Given request
Go through the listing below and gather every line with the word "height".

## begin Task input

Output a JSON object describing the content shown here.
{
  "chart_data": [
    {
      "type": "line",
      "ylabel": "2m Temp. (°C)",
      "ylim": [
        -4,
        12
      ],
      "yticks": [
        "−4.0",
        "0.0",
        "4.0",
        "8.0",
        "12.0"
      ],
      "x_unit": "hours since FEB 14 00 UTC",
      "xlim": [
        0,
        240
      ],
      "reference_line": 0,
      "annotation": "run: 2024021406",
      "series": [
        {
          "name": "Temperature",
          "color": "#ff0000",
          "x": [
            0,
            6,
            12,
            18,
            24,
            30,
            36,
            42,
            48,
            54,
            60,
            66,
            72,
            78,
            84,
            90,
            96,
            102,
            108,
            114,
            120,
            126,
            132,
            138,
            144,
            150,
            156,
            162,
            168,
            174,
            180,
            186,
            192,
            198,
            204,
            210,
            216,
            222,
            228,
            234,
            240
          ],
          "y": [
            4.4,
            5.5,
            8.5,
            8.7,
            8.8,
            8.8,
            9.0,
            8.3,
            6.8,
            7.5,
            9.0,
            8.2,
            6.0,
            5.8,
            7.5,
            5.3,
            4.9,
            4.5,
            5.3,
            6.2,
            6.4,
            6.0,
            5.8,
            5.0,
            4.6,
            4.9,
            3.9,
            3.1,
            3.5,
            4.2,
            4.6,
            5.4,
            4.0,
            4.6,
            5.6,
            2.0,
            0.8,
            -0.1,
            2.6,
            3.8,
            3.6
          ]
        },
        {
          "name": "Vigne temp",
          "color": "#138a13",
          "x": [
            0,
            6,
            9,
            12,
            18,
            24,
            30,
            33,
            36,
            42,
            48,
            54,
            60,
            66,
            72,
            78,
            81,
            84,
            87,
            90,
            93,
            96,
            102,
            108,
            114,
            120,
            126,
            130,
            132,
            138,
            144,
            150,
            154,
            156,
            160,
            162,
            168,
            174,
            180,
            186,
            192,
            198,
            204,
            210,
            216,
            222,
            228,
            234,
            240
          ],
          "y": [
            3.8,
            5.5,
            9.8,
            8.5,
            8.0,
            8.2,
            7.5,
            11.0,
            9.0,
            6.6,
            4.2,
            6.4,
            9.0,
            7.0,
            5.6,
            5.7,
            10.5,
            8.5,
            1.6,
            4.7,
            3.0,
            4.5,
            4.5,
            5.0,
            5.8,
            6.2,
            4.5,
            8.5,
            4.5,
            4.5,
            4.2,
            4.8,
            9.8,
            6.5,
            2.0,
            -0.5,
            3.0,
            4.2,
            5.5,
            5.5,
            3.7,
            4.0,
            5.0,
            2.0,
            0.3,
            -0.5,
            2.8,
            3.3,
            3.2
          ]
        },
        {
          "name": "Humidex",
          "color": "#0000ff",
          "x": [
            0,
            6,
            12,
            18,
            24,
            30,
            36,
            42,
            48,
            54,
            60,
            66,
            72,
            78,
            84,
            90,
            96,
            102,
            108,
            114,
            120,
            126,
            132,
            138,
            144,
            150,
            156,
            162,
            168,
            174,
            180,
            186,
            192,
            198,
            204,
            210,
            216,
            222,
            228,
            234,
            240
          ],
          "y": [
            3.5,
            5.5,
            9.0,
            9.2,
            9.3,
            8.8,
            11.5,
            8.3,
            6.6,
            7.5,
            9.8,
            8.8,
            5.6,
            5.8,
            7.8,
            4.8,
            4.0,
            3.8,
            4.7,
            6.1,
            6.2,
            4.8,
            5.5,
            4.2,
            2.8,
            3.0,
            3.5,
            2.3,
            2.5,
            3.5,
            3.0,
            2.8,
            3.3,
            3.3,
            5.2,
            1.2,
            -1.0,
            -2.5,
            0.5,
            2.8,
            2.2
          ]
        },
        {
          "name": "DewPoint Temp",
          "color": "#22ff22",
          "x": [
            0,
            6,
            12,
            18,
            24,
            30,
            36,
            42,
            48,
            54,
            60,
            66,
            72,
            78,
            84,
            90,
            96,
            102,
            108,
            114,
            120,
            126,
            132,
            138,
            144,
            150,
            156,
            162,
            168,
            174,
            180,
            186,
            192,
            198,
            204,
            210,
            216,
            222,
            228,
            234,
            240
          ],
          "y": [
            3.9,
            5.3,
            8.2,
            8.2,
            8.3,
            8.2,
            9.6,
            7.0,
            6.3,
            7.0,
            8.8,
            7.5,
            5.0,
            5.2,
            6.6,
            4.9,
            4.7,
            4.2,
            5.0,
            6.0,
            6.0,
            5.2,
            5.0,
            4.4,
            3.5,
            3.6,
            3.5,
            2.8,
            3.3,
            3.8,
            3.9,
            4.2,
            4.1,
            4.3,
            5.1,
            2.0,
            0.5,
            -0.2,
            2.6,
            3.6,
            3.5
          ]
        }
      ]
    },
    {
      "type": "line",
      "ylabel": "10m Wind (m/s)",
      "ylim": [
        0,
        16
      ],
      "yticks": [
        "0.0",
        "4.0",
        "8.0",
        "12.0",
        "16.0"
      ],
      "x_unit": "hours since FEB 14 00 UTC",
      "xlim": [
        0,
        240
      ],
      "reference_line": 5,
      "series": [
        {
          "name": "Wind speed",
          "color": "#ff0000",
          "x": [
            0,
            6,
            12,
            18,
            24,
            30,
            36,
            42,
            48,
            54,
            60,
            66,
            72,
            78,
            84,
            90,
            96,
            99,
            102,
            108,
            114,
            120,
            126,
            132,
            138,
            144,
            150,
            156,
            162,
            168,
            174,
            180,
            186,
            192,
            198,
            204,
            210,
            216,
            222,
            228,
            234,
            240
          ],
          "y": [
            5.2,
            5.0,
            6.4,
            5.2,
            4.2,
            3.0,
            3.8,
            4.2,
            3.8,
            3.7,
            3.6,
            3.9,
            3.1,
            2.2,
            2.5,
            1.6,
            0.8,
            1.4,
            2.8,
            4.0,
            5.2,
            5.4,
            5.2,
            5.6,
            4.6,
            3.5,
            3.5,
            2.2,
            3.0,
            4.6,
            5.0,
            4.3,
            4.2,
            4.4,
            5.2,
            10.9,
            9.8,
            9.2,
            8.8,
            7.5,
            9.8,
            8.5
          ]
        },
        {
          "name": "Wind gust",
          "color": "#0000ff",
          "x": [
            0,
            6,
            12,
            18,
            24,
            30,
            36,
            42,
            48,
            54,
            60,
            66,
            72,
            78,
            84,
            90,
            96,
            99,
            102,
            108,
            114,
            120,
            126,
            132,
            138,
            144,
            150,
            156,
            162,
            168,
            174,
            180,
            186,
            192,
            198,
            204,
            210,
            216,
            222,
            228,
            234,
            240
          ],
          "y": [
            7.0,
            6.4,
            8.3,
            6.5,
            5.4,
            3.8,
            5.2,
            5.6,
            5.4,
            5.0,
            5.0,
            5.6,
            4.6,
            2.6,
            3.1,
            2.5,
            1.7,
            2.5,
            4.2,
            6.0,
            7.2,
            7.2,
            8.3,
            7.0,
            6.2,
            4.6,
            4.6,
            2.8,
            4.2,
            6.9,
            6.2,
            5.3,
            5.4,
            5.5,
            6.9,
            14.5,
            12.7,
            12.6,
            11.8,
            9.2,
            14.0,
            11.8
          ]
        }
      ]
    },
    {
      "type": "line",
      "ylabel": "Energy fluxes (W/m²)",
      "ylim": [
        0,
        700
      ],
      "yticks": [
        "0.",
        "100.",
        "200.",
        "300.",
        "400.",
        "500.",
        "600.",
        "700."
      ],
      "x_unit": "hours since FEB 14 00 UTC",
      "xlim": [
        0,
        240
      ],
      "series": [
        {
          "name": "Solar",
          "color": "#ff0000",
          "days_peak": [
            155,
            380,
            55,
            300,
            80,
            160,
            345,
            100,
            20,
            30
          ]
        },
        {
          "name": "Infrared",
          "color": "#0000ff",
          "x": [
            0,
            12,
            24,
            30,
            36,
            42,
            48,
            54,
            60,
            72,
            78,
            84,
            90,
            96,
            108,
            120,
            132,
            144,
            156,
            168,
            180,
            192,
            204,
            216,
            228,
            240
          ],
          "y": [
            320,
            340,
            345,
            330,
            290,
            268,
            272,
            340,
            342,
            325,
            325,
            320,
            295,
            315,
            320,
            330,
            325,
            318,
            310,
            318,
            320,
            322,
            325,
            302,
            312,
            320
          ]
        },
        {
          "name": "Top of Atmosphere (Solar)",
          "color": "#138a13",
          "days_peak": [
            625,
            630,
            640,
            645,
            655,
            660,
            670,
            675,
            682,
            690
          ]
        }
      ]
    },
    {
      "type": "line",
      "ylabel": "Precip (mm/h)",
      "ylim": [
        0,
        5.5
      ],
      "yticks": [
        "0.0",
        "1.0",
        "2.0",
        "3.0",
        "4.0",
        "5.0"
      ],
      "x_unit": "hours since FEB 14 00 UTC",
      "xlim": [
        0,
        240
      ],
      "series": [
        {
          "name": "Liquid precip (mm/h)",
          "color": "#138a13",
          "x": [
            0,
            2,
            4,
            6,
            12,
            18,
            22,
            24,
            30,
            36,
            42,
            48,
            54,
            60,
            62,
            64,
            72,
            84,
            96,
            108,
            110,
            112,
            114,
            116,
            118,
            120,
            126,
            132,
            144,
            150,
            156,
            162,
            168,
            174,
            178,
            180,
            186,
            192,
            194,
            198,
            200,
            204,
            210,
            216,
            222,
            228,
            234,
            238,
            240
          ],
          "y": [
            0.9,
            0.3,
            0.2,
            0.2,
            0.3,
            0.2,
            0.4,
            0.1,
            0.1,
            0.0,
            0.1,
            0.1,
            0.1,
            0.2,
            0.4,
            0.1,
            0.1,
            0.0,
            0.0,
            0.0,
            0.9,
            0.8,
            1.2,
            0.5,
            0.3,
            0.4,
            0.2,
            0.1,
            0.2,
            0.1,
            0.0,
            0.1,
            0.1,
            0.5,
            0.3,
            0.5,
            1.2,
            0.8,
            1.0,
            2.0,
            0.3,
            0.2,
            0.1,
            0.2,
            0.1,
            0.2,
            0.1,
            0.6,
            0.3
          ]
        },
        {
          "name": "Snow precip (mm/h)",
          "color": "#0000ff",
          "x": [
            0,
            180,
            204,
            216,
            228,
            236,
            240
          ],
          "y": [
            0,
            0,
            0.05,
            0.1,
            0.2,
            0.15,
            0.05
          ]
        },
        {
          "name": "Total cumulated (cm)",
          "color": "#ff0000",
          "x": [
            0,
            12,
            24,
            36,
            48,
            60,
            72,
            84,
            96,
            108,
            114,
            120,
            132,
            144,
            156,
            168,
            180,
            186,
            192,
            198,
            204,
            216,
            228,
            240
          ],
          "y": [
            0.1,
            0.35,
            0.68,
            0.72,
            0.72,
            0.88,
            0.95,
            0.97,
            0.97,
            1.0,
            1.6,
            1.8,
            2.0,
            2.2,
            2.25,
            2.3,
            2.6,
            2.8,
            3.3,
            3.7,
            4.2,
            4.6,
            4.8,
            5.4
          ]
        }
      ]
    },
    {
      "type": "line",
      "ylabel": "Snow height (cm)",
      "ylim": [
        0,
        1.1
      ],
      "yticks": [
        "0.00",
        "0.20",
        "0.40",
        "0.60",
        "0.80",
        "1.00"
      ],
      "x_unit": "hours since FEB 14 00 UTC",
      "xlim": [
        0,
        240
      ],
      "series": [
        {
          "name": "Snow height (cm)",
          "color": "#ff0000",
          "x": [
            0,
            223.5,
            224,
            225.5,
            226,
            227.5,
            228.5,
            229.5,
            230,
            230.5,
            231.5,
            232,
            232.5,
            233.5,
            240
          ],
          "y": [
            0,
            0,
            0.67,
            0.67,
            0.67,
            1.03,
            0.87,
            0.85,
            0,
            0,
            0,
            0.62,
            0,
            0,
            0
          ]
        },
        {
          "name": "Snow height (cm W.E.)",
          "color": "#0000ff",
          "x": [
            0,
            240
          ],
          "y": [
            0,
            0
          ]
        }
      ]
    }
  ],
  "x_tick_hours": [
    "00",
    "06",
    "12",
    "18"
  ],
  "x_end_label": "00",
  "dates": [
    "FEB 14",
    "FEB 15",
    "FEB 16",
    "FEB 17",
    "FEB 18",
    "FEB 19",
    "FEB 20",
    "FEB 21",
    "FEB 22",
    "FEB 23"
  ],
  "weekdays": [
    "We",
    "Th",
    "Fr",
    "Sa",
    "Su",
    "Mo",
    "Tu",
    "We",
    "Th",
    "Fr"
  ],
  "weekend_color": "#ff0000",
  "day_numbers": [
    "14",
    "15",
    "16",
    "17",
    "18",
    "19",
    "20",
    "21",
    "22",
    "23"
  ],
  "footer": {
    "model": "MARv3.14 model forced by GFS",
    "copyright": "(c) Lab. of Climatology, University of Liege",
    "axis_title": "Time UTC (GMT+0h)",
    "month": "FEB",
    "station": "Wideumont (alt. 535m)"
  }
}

## end Task input

Correct answer
      "ylabel": "Snow height (cm)",
          "name": "Snow height (cm)",
          "name": "Snow height (cm W.E.)",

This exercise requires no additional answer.